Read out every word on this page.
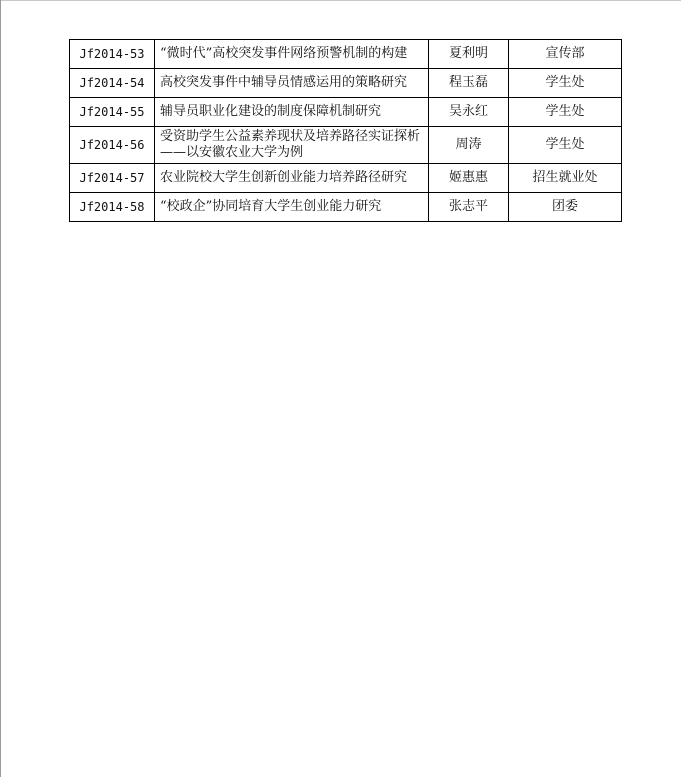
Jf2014-53	“微时代”高校突发事件网络预警机制的构建	夏利明	宣传部
Jf2014-54	高校突发事件中辅导员情感运用的策略研究	程玉磊	学生处
Jf2014-55	辅导员职业化建设的制度保障机制研究	吴永红	学生处
Jf2014-56	受资助学生公益素养现状及培养路径实证探析——以安徽农业大学为例	周涛	学生处
Jf2014-57	农业院校大学生创新创业能力培养路径研究	姬惠惠	招生就业处
Jf2014-58	“校政企”协同培育大学生创业能力研究	张志平	团委
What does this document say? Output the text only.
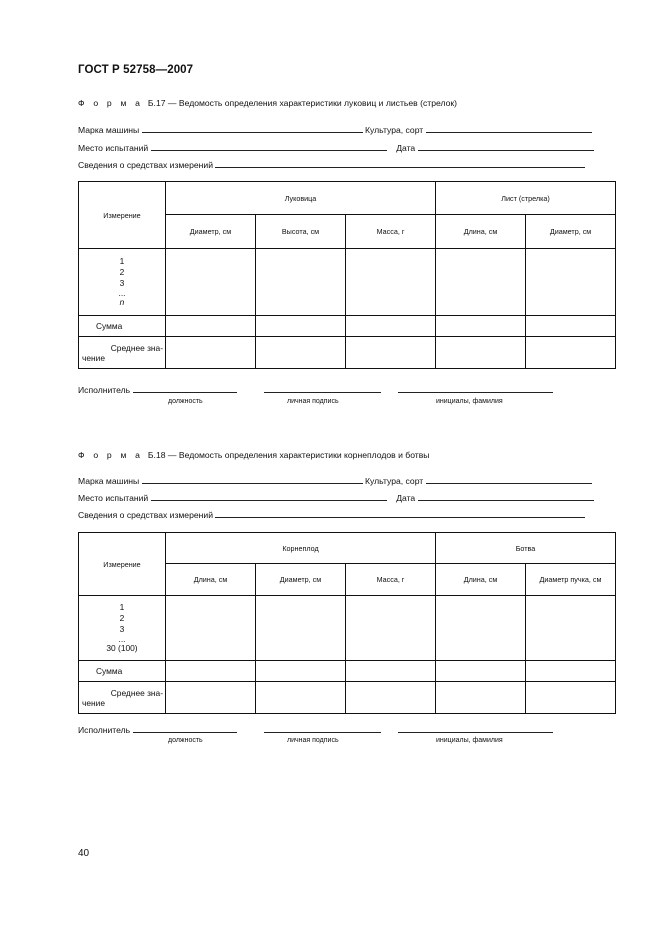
ГОСТ Р 52758—2007
Ф о р м а Б.17 — Ведомость определения характеристики луковиц и листьев (стрелок)
Марка машины	Культура, сорт
Место испытаний	Дата
Сведения о средствах измерений
Измерение	Луковица			Лист (стрелка)	
	Диаметр, см	Высота, см	Масса, г	Длина, см	Диаметр, см

1
2
3
...
n					

Сумма					

Среднее зна-
чение					

Исполнитель
должность	личная подпись	инициалы, фамилия
Ф о р м а Б.18 — Ведомость определения характеристики корнеплодов и ботвы
Марка машины	Культура, сорт
Место испытаний	Дата
Сведения о средствах измерений
Измерение	Корнеплод			Ботва	
	Длина, см	Диаметр, см	Масса, г	Длина, см	Диаметр пучка, см

1
2
3
...
30 (100)					

Сумма					

Среднее зна-
чение					

Исполнитель
должность	личная подпись	инициалы, фамилия
40
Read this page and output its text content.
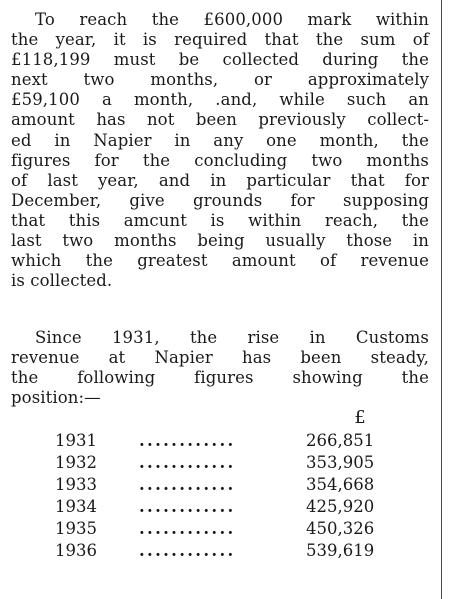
To reach the £600,000 mark within
the year, it is required that the sum of
£118,199 must be collected during the
next two months, or approximately
£59,100 a month, .and, while such an
amount has not been previously collect-
ed in Napier in any one month, the
figures for the concluding two months
of last year, and in particular that for
December, give grounds for supposing
that this amcunt is within reach, the
last two months being usually those in
which the greatest amount of revenue
is collected.

Since 1931, the rise in Customs
revenue at Napier has been steady,
the following figures showing the
position:—

£
1931	............	266,851
1932	............	353,905
1933	............	354,668
1934	............	425,920
1935	............	450,326
1936	............	539,619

+++

- _Written request_
Scan the listing above and copy all lines containing the word "page".

- _Answer below_
Read out every word on this page.
Read this page and output its text content.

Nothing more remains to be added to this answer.